### DESCRIPTION OF THE TASK
Omit all images, then return the remaining material exactly as it stands.

Recorded data
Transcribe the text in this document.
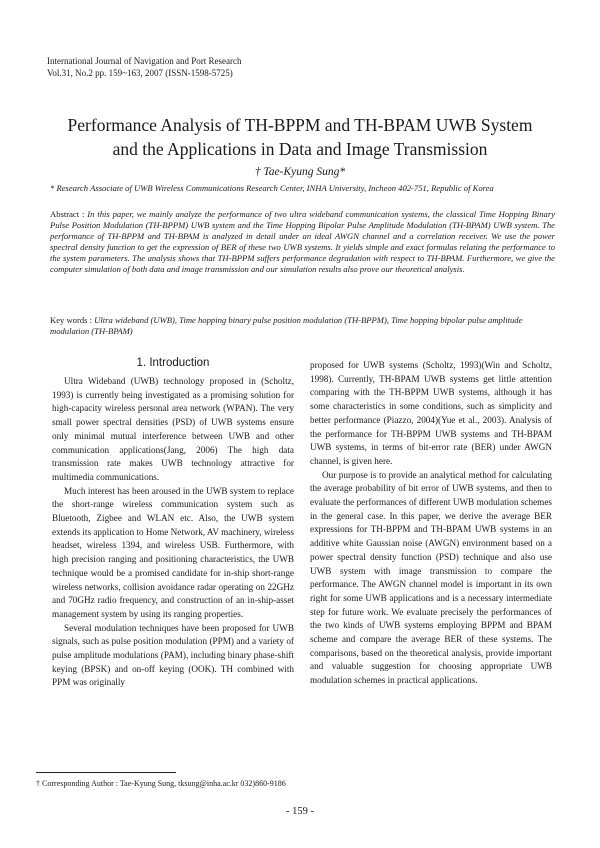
International Journal of Navigation and Port Research
Vol.31, No.2 pp. 159~163, 2007 (ISSN-1598-5725)
Performance Analysis of TH-BPPM and TH-BPAM UWB System
and the Applications in Data and Image Transmission
† Tae-Kyung Sung*
* Research Associate of UWB Wireless Communications Research Center, INHA University, Incheon 402-751, Republic of Korea
Abstract : In this paper, we mainly analyze the performance of two ultra wideband communication systems, the classical Time Hopping Binary Pulse Position Modulation (TH-BPPM) UWB system and the Time Hopping Bipolar Pulse Amplitude Modulation (TH-BPAM) UWB system. The performance of TH-BPPM and TH-BPAM is analyzed in detail under an ideal AWGN channel and a correlation receiver. We use the power spectral density function to get the expression of BER of these two UWB systems. It yields simple and exact formulas relating the performance to the system parameters. The analysis shows that TH-BPPM suffers performance degradation with respect to TH-BPAM. Furthermore, we give the computer simulation of both data and image transmission and our simulation results also prove our theoretical analysis.
Key words : Ultra wideband (UWB), Time hopping binary pulse position modulation (TH-BPPM), Time hopping bipolar pulse amplitude modulation (TH-BPAM)
1. Introduction

Ultra Wideband (UWB) technology proposed in (Scholtz, 1993) is currently being investigated as a promising solution for high-capacity wireless personal area network (WPAN). The very small power spectral densities (PSD) of UWB systems ensure only minimal mutual interference between UWB and other communication applications(Jang, 2006) The high data transmission rate makes UWB technology attractive for multimedia communications.

Much interest has been aroused in the UWB system to replace the short-range wireless communication system such as Bluetooth, Zigbee and WLAN etc. Also, the UWB system extends its application to Home Network, AV machinery, wireless headset, wireless 1394, and wireless USB. Furthermore, with high precision ranging and positioning characteristics, the UWB technique would be a promised candidate for in-ship short-range wireless networks, collision avoidance radar operating on 22GHz and 70GHz radio frequency, and construction of an in-ship-asset management system by using its ranging properties.

Several modulation techniques have been proposed for UWB signals, such as pulse position modulation (PPM) and a variety of pulse amplitude modulations (PAM), including binary phase-shift keying (BPSK) and on-off keying (OOK). TH combined with PPM was originally

proposed for UWB systems (Scholtz, 1993)(Win and Scholtz, 1998). Currently, TH-BPAM UWB systems get little attention comparing with the TH-BPPM UWB systems, although it has some characteristics in some conditions, such as simplicity and better performance (Piazzo, 2004)(Yue et al., 2003). Analysis of the performance for TH-BPPM UWB systems and TH-BPAM UWB systems, in terms of bit-error rate (BER) under AWGN channel, is given here.

Our purpose is to provide an analytical method for calculating the average probability of bit error of UWB systems, and then to evaluate the performances of different UWB modulation schemes in the general case. In this paper, we derive the average BER expressions for TH-BPPM and TH-BPAM UWB systems in an additive white Gaussian noise (AWGN) environment based on a power spectral density function (PSD) technique and also use UWB system with image transmission to compare the performance. The AWGN channel model is important in its own right for some UWB applications and is a necessary intermediate step for future work. We evaluate precisely the performances of the two kinds of UWB systems employing BPPM and BPAM scheme and compare the average BER of these systems. The comparisons, based on the theoretical analysis, provide important and valuable suggestion for choosing appropriate UWB modulation schemes in practical applications.

† Corresponding Author : Tae-Kyung Sung, tksung@inha.ac.kr 032)860-9186
- 159 -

### IN RESPONSE
Transcribe the text in this document.
International Journal of Navigation and Port Research
Vol.31, No.2 pp. 159~163, 2007 (ISSN-1598-5725)
Performance Analysis of TH-BPPM and TH-BPAM UWB System
and the Applications in Data and Image Transmission
† Tae-Kyung Sung*
* Research Associate of UWB Wireless Communications Research Center, INHA University, Incheon 402-751, Republic of Korea
Abstract : In this paper, we mainly analyze the performance of two ultra wideband communication systems, the classical Time Hopping Binary Pulse Position Modulation (TH-BPPM) UWB system and the Time Hopping Bipolar Pulse Amplitude Modulation (TH-BPAM) UWB system. The performance of TH-BPPM and TH-BPAM is analyzed in detail under an ideal AWGN channel and a correlation receiver. We use the power spectral density function to get the expression of BER of these two UWB systems. It yields simple and exact formulas relating the performance to the system parameters. The analysis shows that TH-BPPM suffers performance degradation with respect to TH-BPAM. Furthermore, we give the computer simulation of both data and image transmission and our simulation results also prove our theoretical analysis.
Key words : Ultra wideband (UWB), Time hopping binary pulse position modulation (TH-BPPM), Time hopping bipolar pulse amplitude modulation (TH-BPAM)
1. Introduction

Ultra Wideband (UWB) technology proposed in (Scholtz, 1993) is currently being investigated as a promising solution for high-capacity wireless personal area network (WPAN). The very small power spectral densities (PSD) of UWB systems ensure only minimal mutual interference between UWB and other communication applications(Jang, 2006) The high data transmission rate makes UWB technology attractive for multimedia communications.

Much interest has been aroused in the UWB system to replace the short-range wireless communication system such as Bluetooth, Zigbee and WLAN etc. Also, the UWB system extends its application to Home Network, AV machinery, wireless headset, wireless 1394, and wireless USB. Furthermore, with high precision ranging and positioning characteristics, the UWB technique would be a promised candidate for in-ship short-range wireless networks, collision avoidance radar operating on 22GHz and 70GHz radio frequency, and construction of an in-ship-asset management system by using its ranging properties.

Several modulation techniques have been proposed for UWB signals, such as pulse position modulation (PPM) and a variety of pulse amplitude modulations (PAM), including binary phase-shift keying (BPSK) and on-off keying (OOK). TH combined with PPM was originally

proposed for UWB systems (Scholtz, 1993)(Win and Scholtz, 1998). Currently, TH-BPAM UWB systems get little attention comparing with the TH-BPPM UWB systems, although it has some characteristics in some conditions, such as simplicity and better performance (Piazzo, 2004)(Yue et al., 2003). Analysis of the performance for TH-BPPM UWB systems and TH-BPAM UWB systems, in terms of bit-error rate (BER) under AWGN channel, is given here.

Our purpose is to provide an analytical method for calculating the average probability of bit error of UWB systems, and then to evaluate the performances of different UWB modulation schemes in the general case. In this paper, we derive the average BER expressions for TH-BPPM and TH-BPAM UWB systems in an additive white Gaussian noise (AWGN) environment based on a power spectral density function (PSD) technique and also use UWB system with image transmission to compare the performance. The AWGN channel model is important in its own right for some UWB applications and is a necessary intermediate step for future work. We evaluate precisely the performances of the two kinds of UWB systems employing BPPM and BPAM scheme and compare the average BER of these systems. The comparisons, based on the theoretical analysis, provide important and valuable suggestion for choosing appropriate UWB modulation schemes in practical applications.

† Corresponding Author : Tae-Kyung Sung, tksung@inha.ac.kr 032)860-9186
- 159 -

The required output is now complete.